Problem to solve:
Some lines in the records below may hold the word "ничего"; give the number of those lines and nothing else.

Collected data entries
==============================

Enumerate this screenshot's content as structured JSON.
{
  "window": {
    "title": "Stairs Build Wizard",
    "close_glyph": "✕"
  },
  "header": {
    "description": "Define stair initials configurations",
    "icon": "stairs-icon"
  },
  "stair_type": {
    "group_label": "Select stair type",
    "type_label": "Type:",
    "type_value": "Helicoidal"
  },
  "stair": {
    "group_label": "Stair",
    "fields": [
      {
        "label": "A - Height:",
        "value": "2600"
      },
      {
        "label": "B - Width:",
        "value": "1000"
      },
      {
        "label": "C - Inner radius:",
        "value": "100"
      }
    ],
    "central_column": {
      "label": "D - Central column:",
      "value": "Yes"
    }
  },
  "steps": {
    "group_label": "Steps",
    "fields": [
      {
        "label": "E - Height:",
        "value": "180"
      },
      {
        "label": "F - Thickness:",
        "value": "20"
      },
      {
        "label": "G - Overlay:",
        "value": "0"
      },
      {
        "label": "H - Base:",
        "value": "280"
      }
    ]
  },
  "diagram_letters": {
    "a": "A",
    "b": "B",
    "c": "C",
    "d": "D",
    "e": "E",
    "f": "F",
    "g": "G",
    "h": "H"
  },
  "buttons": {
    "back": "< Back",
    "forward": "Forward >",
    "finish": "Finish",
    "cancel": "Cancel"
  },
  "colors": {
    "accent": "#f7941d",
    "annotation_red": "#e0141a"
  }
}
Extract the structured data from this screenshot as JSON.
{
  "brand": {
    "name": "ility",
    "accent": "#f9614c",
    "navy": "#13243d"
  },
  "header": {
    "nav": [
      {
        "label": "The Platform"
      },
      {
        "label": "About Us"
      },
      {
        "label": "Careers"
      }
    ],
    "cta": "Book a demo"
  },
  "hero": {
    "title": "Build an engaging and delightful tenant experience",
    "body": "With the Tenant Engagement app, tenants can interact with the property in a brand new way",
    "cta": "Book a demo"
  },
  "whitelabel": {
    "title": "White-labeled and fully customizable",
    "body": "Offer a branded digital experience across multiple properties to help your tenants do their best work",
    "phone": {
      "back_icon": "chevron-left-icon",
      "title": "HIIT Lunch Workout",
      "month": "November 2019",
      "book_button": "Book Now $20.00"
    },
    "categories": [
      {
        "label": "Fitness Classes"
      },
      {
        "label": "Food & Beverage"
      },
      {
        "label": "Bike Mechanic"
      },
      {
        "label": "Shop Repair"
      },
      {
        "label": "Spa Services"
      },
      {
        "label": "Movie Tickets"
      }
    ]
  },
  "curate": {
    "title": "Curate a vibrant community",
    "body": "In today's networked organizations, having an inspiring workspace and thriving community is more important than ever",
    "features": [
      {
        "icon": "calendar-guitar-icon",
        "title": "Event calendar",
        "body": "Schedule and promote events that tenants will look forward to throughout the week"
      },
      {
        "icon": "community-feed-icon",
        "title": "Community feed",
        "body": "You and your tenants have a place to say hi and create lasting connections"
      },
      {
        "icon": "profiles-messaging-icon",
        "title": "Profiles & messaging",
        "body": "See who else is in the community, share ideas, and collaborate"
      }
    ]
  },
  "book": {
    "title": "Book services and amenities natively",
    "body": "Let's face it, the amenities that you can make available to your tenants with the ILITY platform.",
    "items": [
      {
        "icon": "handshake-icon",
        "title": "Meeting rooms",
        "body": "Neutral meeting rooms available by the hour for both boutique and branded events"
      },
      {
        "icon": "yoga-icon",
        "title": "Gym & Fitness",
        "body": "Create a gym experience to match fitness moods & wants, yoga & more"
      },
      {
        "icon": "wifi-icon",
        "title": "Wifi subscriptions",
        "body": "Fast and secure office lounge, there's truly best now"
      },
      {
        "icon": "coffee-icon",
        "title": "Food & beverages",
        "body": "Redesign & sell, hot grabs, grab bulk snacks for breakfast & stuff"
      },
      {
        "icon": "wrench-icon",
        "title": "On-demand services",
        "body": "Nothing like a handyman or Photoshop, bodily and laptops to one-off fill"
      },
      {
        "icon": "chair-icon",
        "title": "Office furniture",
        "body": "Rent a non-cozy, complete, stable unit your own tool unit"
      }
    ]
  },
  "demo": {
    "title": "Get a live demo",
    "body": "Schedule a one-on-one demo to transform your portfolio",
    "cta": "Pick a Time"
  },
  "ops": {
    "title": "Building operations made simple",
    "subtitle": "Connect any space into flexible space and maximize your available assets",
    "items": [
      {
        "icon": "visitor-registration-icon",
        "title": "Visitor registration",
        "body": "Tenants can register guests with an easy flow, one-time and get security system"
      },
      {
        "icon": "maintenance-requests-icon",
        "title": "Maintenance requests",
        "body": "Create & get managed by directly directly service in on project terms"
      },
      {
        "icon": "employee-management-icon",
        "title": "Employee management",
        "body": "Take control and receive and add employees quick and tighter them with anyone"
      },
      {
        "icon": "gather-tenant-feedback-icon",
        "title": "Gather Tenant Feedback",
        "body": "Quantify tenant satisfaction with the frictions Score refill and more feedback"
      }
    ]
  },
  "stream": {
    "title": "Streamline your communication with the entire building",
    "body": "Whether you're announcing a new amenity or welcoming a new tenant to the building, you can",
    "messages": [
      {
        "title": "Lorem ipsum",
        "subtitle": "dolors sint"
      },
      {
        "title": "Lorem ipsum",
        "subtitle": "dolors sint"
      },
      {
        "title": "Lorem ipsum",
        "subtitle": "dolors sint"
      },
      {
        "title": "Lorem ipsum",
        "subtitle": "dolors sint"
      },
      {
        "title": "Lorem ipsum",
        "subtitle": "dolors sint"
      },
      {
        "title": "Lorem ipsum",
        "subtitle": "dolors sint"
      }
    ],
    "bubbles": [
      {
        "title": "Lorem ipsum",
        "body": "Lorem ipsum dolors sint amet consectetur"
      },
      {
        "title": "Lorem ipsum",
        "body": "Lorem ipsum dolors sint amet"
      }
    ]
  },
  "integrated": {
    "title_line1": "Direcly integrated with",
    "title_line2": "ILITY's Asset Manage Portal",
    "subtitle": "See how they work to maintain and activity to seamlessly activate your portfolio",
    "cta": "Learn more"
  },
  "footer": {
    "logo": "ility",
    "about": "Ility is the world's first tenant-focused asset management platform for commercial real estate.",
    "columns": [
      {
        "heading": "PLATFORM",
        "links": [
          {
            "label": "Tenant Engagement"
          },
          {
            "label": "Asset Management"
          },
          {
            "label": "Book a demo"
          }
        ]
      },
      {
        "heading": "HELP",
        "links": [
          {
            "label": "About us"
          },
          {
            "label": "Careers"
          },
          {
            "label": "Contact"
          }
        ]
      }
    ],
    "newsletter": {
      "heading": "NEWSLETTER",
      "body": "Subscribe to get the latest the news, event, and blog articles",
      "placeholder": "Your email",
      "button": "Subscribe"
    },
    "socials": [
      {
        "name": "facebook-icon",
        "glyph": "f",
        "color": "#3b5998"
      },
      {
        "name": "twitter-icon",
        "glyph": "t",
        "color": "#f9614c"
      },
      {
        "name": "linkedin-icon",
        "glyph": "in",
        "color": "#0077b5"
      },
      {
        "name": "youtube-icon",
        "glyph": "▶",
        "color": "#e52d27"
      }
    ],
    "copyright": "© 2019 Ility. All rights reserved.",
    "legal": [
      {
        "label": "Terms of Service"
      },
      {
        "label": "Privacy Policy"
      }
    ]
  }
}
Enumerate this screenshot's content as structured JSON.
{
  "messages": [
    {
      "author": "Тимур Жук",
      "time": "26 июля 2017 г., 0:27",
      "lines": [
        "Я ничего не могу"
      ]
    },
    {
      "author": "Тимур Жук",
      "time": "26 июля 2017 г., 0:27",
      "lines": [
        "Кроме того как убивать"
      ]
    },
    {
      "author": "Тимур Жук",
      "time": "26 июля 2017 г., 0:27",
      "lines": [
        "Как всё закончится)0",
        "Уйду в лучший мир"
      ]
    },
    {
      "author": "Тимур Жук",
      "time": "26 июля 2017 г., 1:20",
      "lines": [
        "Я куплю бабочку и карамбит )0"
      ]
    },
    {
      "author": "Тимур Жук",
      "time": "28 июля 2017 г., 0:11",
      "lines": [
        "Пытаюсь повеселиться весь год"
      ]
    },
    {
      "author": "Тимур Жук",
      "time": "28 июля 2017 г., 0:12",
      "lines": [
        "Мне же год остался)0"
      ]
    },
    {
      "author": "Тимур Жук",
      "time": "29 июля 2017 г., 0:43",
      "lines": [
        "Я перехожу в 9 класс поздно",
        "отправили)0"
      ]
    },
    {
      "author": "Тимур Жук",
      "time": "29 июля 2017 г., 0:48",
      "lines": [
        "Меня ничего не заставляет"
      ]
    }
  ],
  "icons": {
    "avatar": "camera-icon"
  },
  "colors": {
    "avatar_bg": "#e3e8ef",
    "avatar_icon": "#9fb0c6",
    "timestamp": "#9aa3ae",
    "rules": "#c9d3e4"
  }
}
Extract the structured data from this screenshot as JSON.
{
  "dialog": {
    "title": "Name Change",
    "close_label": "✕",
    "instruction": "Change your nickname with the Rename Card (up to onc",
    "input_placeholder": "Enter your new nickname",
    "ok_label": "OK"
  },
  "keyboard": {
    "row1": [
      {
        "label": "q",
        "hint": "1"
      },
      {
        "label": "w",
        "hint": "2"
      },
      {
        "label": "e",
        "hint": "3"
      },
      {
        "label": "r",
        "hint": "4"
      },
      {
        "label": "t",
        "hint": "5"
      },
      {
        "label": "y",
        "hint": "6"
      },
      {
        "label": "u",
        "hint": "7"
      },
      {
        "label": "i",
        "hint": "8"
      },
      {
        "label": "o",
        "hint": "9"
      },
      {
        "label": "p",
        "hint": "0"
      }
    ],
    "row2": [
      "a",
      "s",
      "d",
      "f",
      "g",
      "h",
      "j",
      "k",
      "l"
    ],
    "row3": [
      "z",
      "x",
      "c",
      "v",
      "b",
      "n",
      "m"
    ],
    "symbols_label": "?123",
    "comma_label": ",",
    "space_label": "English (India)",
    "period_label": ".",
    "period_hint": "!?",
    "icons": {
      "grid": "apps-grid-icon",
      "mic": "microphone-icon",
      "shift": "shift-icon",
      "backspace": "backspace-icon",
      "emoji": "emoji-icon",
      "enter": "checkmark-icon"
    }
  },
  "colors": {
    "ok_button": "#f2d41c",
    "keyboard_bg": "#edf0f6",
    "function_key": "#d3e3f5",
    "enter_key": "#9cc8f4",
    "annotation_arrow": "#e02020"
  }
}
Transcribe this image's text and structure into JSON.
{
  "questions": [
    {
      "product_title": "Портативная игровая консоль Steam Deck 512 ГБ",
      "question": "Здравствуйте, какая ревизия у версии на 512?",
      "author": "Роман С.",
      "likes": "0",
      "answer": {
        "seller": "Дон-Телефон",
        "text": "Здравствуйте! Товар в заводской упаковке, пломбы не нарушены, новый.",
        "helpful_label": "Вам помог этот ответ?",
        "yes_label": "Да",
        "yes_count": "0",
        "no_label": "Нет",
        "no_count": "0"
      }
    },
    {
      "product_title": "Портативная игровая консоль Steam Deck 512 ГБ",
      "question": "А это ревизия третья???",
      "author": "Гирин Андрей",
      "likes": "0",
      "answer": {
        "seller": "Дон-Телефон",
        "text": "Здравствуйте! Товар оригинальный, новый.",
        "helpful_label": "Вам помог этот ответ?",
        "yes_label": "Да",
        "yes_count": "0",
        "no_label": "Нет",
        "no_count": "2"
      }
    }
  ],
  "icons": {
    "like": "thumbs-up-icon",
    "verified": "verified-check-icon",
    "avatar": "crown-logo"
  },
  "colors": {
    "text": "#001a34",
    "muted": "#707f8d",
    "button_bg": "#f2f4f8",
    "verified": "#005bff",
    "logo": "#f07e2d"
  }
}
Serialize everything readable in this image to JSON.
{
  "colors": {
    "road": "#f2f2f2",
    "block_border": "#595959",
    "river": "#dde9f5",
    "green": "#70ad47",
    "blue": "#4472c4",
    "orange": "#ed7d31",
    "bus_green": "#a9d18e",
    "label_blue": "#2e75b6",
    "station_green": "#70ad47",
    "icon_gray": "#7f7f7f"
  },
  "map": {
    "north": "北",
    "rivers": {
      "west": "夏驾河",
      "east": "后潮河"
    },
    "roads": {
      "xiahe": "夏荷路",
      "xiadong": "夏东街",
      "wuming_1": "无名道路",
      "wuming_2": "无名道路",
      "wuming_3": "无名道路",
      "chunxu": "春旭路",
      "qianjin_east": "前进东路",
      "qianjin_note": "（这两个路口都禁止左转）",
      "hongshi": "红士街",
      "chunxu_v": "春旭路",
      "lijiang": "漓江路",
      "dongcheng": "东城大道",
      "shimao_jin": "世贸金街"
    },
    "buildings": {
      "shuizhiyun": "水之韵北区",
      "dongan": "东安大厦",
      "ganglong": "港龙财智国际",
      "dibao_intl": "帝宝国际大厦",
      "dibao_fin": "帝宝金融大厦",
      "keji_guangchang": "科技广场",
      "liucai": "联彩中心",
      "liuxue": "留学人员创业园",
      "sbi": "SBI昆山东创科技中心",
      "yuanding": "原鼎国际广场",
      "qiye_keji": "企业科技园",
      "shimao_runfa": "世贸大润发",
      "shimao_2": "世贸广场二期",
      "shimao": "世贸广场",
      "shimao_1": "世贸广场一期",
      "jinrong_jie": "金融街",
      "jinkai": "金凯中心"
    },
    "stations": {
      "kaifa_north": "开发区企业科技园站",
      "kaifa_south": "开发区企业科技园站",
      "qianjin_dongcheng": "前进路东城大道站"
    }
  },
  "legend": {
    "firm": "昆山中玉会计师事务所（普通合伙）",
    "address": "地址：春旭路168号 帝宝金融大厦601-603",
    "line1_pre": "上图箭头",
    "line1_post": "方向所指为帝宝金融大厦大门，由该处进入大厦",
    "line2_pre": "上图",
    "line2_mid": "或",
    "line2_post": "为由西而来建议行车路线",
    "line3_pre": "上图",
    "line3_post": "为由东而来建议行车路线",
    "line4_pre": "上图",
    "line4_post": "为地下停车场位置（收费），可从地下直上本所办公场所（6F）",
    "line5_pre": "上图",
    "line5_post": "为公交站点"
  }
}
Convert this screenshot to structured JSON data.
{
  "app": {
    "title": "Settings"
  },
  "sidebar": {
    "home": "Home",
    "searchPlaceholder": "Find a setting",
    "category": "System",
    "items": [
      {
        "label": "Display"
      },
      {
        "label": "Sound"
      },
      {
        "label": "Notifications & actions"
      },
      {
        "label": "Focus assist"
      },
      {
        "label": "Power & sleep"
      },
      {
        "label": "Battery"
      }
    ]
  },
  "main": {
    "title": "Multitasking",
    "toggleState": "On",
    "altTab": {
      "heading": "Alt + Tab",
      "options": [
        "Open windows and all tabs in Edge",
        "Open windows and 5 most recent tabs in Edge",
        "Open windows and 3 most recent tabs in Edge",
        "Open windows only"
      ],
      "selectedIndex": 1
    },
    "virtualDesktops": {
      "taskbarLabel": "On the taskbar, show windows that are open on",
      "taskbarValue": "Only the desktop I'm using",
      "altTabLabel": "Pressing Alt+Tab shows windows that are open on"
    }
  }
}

==============================

Exercise answer:
2